--- BEGIN ---

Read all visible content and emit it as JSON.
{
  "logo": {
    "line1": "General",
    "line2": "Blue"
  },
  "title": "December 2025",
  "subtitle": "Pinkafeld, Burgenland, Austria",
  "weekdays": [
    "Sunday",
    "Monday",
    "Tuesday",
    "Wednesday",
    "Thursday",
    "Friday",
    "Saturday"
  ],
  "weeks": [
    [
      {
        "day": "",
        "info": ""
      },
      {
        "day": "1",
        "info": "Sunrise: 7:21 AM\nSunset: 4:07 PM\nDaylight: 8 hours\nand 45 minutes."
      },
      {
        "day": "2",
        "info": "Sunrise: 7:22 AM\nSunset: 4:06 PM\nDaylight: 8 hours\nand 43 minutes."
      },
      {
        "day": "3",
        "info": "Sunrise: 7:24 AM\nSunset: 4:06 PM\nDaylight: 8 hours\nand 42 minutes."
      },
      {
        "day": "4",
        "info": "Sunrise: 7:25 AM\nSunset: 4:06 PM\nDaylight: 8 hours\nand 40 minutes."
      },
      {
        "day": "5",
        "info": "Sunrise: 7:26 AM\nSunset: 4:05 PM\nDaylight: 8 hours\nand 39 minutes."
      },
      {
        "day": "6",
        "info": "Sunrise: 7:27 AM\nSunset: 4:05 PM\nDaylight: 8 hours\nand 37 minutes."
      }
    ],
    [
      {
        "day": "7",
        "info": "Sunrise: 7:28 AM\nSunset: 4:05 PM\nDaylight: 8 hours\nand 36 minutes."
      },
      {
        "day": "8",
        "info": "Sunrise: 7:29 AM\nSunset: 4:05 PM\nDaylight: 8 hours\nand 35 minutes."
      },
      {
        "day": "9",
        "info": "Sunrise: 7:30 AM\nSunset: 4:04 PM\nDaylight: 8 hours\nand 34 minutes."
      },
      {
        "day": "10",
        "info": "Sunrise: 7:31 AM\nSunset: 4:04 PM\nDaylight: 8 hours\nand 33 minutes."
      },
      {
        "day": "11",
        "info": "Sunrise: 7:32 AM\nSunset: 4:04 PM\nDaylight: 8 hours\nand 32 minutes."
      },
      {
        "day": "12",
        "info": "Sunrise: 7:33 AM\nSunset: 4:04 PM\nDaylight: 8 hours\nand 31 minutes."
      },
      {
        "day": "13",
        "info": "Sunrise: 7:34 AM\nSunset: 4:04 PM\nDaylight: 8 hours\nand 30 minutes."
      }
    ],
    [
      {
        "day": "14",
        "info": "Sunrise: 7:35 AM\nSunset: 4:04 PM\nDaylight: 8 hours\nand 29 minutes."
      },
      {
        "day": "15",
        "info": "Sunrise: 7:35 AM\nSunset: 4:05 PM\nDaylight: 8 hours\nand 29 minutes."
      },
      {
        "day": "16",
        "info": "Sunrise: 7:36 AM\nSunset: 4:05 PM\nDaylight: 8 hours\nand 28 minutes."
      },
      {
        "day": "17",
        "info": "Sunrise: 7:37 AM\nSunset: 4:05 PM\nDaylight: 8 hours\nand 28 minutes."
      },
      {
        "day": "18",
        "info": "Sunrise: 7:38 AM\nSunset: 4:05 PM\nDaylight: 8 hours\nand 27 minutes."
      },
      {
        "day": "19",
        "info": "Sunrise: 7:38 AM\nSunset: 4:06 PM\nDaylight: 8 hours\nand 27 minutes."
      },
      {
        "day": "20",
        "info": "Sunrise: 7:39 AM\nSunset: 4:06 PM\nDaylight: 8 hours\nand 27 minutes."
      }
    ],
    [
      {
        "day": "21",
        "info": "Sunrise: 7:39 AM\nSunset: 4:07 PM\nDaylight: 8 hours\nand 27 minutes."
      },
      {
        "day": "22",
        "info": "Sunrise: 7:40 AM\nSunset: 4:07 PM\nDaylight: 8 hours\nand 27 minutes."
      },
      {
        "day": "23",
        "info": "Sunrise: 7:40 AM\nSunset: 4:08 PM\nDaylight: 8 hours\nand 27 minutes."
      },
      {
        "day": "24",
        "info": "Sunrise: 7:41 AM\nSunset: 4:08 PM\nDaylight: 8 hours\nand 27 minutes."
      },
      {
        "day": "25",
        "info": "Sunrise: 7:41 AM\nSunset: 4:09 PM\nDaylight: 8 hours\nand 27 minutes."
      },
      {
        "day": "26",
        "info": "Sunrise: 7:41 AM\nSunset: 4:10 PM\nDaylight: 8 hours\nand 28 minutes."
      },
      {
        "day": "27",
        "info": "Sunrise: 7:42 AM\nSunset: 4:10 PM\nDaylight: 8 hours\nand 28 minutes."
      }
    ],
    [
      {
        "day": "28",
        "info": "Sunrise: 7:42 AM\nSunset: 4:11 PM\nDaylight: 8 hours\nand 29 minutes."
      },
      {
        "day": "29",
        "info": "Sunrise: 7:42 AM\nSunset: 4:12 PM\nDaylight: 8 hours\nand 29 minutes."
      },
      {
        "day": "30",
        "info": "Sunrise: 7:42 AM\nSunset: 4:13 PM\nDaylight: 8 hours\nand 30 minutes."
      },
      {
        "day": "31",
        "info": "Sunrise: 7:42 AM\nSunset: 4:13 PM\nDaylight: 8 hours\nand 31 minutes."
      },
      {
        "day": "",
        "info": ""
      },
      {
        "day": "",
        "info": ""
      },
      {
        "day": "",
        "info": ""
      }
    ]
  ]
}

--- END ---

Nothing in the data may differ; print all of it exactly as written.

Read all visible content and emit it as JSON.
{
  "logo": {
    "line1": "General",
    "line2": "Blue"
  },
  "title": "December 2025",
  "subtitle": "Pinkafeld, Burgenland, Austria",
  "weekdays": [
    "Sunday",
    "Monday",
    "Tuesday",
    "Wednesday",
    "Thursday",
    "Friday",
    "Saturday"
  ],
  "weeks": [
    [
      {
        "day": "",
        "info": ""
      },
      {
        "day": "1",
        "info": "Sunrise: 7:21 AM\nSunset: 4:07 PM\nDaylight: 8 hours\nand 45 minutes."
      },
      {
        "day": "2",
        "info": "Sunrise: 7:22 AM\nSunset: 4:06 PM\nDaylight: 8 hours\nand 43 minutes."
      },
      {
        "day": "3",
        "info": "Sunrise: 7:24 AM\nSunset: 4:06 PM\nDaylight: 8 hours\nand 42 minutes."
      },
      {
        "day": "4",
        "info": "Sunrise: 7:25 AM\nSunset: 4:06 PM\nDaylight: 8 hours\nand 40 minutes."
      },
      {
        "day": "5",
        "info": "Sunrise: 7:26 AM\nSunset: 4:05 PM\nDaylight: 8 hours\nand 39 minutes."
      },
      {
        "day": "6",
        "info": "Sunrise: 7:27 AM\nSunset: 4:05 PM\nDaylight: 8 hours\nand 37 minutes."
      }
    ],
    [
      {
        "day": "7",
        "info": "Sunrise: 7:28 AM\nSunset: 4:05 PM\nDaylight: 8 hours\nand 36 minutes."
      },
      {
        "day": "8",
        "info": "Sunrise: 7:29 AM\nSunset: 4:05 PM\nDaylight: 8 hours\nand 35 minutes."
      },
      {
        "day": "9",
        "info": "Sunrise: 7:30 AM\nSunset: 4:04 PM\nDaylight: 8 hours\nand 34 minutes."
      },
      {
        "day": "10",
        "info": "Sunrise: 7:31 AM\nSunset: 4:04 PM\nDaylight: 8 hours\nand 33 minutes."
      },
      {
        "day": "11",
        "info": "Sunrise: 7:32 AM\nSunset: 4:04 PM\nDaylight: 8 hours\nand 32 minutes."
      },
      {
        "day": "12",
        "info": "Sunrise: 7:33 AM\nSunset: 4:04 PM\nDaylight: 8 hours\nand 31 minutes."
      },
      {
        "day": "13",
        "info": "Sunrise: 7:34 AM\nSunset: 4:04 PM\nDaylight: 8 hours\nand 30 minutes."
      }
    ],
    [
      {
        "day": "14",
        "info": "Sunrise: 7:35 AM\nSunset: 4:04 PM\nDaylight: 8 hours\nand 29 minutes."
      },
      {
        "day": "15",
        "info": "Sunrise: 7:35 AM\nSunset: 4:05 PM\nDaylight: 8 hours\nand 29 minutes."
      },
      {
        "day": "16",
        "info": "Sunrise: 7:36 AM\nSunset: 4:05 PM\nDaylight: 8 hours\nand 28 minutes."
      },
      {
        "day": "17",
        "info": "Sunrise: 7:37 AM\nSunset: 4:05 PM\nDaylight: 8 hours\nand 28 minutes."
      },
      {
        "day": "18",
        "info": "Sunrise: 7:38 AM\nSunset: 4:05 PM\nDaylight: 8 hours\nand 27 minutes."
      },
      {
        "day": "19",
        "info": "Sunrise: 7:38 AM\nSunset: 4:06 PM\nDaylight: 8 hours\nand 27 minutes."
      },
      {
        "day": "20",
        "info": "Sunrise: 7:39 AM\nSunset: 4:06 PM\nDaylight: 8 hours\nand 27 minutes."
      }
    ],
    [
      {
        "day": "21",
        "info": "Sunrise: 7:39 AM\nSunset: 4:07 PM\nDaylight: 8 hours\nand 27 minutes."
      },
      {
        "day": "22",
        "info": "Sunrise: 7:40 AM\nSunset: 4:07 PM\nDaylight: 8 hours\nand 27 minutes."
      },
      {
        "day": "23",
        "info": "Sunrise: 7:40 AM\nSunset: 4:08 PM\nDaylight: 8 hours\nand 27 minutes."
      },
      {
        "day": "24",
        "info": "Sunrise: 7:41 AM\nSunset: 4:08 PM\nDaylight: 8 hours\nand 27 minutes."
      },
      {
        "day": "25",
        "info": "Sunrise: 7:41 AM\nSunset: 4:09 PM\nDaylight: 8 hours\nand 27 minutes."
      },
      {
        "day": "26",
        "info": "Sunrise: 7:41 AM\nSunset: 4:10 PM\nDaylight: 8 hours\nand 28 minutes."
      },
      {
        "day": "27",
        "info": "Sunrise: 7:42 AM\nSunset: 4:10 PM\nDaylight: 8 hours\nand 28 minutes."
      }
    ],
    [
      {
        "day": "28",
        "info": "Sunrise: 7:42 AM\nSunset: 4:11 PM\nDaylight: 8 hours\nand 29 minutes."
      },
      {
        "day": "29",
        "info": "Sunrise: 7:42 AM\nSunset: 4:12 PM\nDaylight: 8 hours\nand 29 minutes."
      },
      {
        "day": "30",
        "info": "Sunrise: 7:42 AM\nSunset: 4:13 PM\nDaylight: 8 hours\nand 30 minutes."
      },
      {
        "day": "31",
        "info": "Sunrise: 7:42 AM\nSunset: 4:13 PM\nDaylight: 8 hours\nand 31 minutes."
      },
      {
        "day": "",
        "info": ""
      },
      {
        "day": "",
        "info": ""
      },
      {
        "day": "",
        "info": ""
      }
    ]
  ]
}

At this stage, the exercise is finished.